Collected data entries
|---|
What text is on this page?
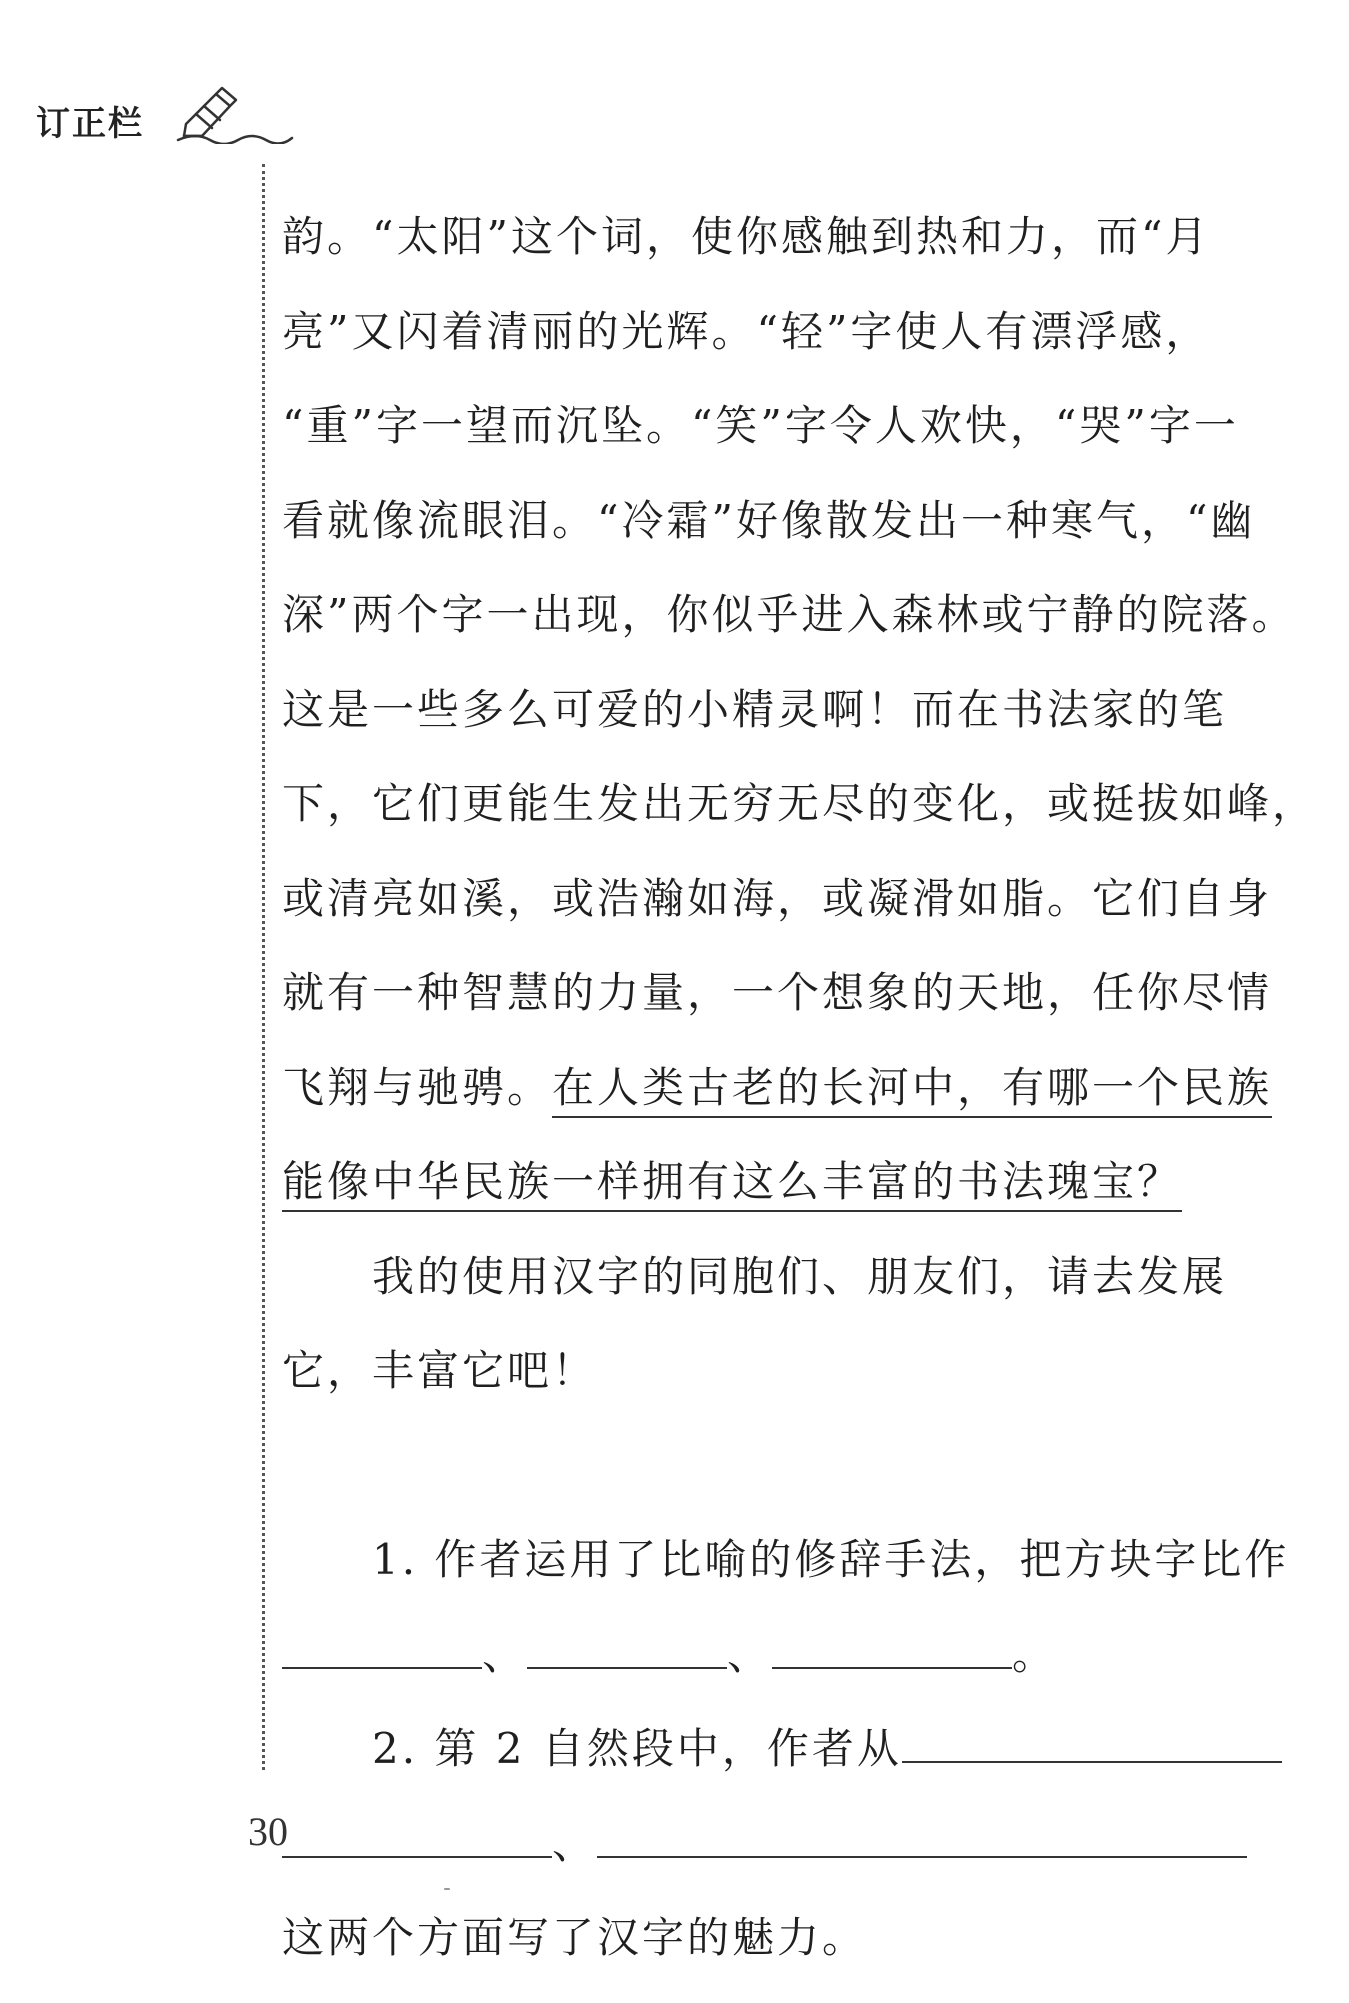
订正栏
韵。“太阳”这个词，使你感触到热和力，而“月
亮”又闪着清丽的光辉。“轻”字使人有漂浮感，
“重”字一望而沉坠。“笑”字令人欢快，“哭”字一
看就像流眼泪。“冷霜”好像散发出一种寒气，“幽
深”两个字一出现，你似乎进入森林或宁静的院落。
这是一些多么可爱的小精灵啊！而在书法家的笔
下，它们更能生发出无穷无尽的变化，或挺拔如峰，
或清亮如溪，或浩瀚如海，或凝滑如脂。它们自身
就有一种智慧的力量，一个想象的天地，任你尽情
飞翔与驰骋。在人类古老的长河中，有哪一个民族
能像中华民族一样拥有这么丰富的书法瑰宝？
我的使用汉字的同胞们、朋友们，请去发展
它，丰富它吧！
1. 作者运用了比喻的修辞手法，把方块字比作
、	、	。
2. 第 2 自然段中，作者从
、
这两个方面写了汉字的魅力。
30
|---|
TASK TO COMPLETE: Restate the records word for word, omitting images.

FINAL RESULT:
What text is on this page?
订正栏
韵。“太阳”这个词，使你感触到热和力，而“月
亮”又闪着清丽的光辉。“轻”字使人有漂浮感，
“重”字一望而沉坠。“笑”字令人欢快，“哭”字一
看就像流眼泪。“冷霜”好像散发出一种寒气，“幽
深”两个字一出现，你似乎进入森林或宁静的院落。
这是一些多么可爱的小精灵啊！而在书法家的笔
下，它们更能生发出无穷无尽的变化，或挺拔如峰，
或清亮如溪，或浩瀚如海，或凝滑如脂。它们自身
就有一种智慧的力量，一个想象的天地，任你尽情
飞翔与驰骋。在人类古老的长河中，有哪一个民族
能像中华民族一样拥有这么丰富的书法瑰宝？
我的使用汉字的同胞们、朋友们，请去发展
它，丰富它吧！
1. 作者运用了比喻的修辞手法，把方块字比作
、	、	。
2. 第 2 自然段中，作者从
、
这两个方面写了汉字的魅力。
30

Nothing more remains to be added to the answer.